## Complete the following
**a)** From the commentary on US deficits, reproduce verbatim the stretch from "With the yuan" through "us cheap stuff.".
**b)** In the commentary on US deficits, with what does the US pay for the cheap goods manufactured abroad?

## Document extract
It's easy to paint the US' current account and budget deficits as ticking time bombs for the US. Certainly they are cause for concern, but as Cfalk, BarfBag, and Yyz717 pointed out, the situation isn't that simple.
With the yuan pegged to the dollar, China has effectively abandoned an independent monetary policy -- the peg forces it to "outsource" its monetary policy to the US Federal Reserve. In the past, I often wondered why, with real US interest rates in negative territory, inflation hasn't shot up here as would be expected. The reason is that Asia, especially China and Japan, are sopping up the excess liquidity. The US gets cheap goods manufactured abroad, keeping prices down and domestic real incomes up, and pays for them with Treasury notes. As CFalk said, we're importing billions of dollars in actual products and exporting money in return. For the mean time, it's actually quite a nice situation for the US consumer: the Chinese are paying for our wars and tax cuts in exchange for
getting to sell us cheap stuff.

## Material shown

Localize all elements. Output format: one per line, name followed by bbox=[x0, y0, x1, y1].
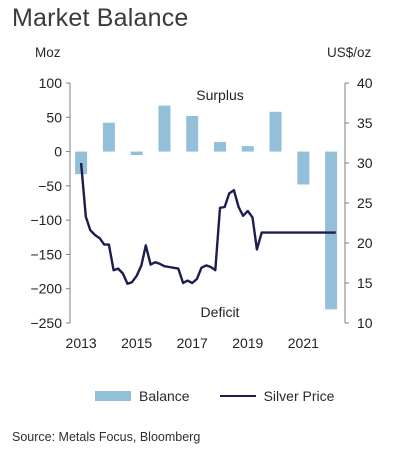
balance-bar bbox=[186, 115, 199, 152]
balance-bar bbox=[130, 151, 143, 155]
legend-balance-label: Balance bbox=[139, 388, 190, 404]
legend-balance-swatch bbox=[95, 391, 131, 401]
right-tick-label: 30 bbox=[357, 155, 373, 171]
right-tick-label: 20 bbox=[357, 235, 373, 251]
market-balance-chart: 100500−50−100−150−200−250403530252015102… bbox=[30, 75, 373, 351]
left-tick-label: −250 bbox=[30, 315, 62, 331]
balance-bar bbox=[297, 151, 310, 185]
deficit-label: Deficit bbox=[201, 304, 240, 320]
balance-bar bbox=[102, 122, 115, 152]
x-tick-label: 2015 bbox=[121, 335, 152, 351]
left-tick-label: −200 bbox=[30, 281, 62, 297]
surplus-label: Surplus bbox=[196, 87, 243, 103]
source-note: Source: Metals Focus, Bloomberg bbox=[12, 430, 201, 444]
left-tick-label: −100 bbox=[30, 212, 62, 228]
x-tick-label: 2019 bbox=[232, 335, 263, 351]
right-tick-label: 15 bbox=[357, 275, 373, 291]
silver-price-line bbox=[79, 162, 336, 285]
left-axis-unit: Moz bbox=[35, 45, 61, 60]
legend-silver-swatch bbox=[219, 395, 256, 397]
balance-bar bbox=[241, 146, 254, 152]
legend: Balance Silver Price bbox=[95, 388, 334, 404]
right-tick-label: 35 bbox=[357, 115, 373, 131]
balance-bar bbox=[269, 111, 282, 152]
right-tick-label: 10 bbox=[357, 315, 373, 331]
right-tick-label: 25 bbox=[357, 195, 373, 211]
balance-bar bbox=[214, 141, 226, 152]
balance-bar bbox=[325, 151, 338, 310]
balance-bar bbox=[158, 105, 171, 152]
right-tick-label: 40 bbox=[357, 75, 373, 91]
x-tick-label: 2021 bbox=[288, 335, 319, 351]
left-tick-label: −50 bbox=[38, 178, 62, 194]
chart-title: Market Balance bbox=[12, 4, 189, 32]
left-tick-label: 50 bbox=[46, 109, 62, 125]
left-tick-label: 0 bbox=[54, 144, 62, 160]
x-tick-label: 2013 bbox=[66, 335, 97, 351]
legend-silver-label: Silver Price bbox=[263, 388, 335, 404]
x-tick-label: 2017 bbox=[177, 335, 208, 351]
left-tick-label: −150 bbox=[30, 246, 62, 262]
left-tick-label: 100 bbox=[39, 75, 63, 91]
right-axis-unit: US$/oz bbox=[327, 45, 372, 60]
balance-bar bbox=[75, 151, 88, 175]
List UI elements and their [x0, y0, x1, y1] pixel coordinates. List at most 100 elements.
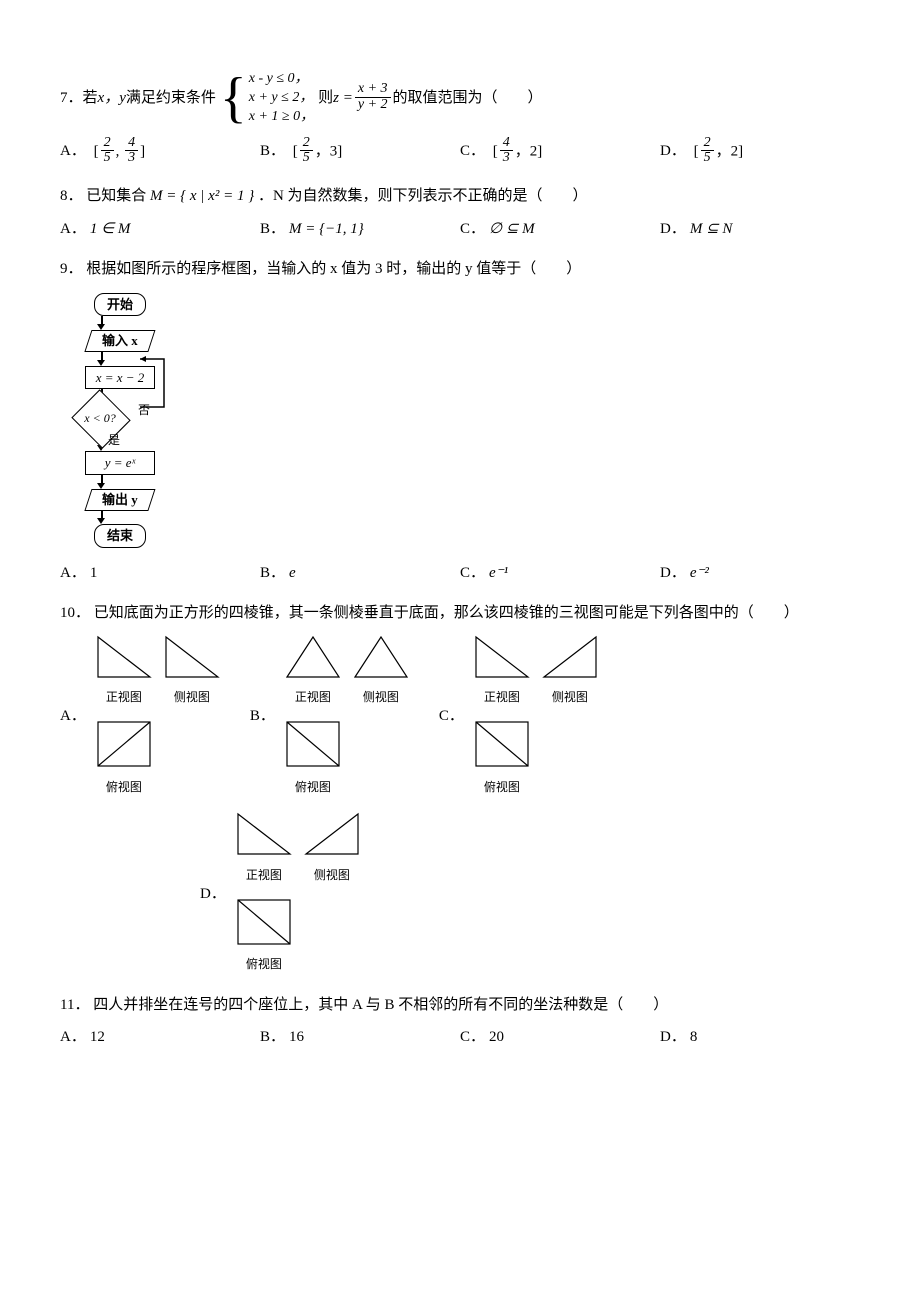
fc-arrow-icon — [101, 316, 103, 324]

## Answers to each task
**a)**
With the yuan pegged to the dollar, China has effectively abandoned an independent monetary policy -- the peg forces it to "outsource" its monetary policy to the US Federal Reserve. In the past, I often wondered why, with real US interest rates in negative territory, inflation hasn't shot up here as would be expected. The reason is that Asia, especially China and Japan, are sopping up the excess liquidity. The US gets cheap goods manufactured abroad, keeping prices down and domestic real incomes up, and pays for them with Treasury notes. As CFalk said, we're importing billions of dollars in actual products and exporting money in return. For the mean time, it's actually quite a nice situation for the US consumer: the Chinese are paying for our wars and tax cuts in exchange for
getting to sell us cheap stuff.

**b)** Treasury notes.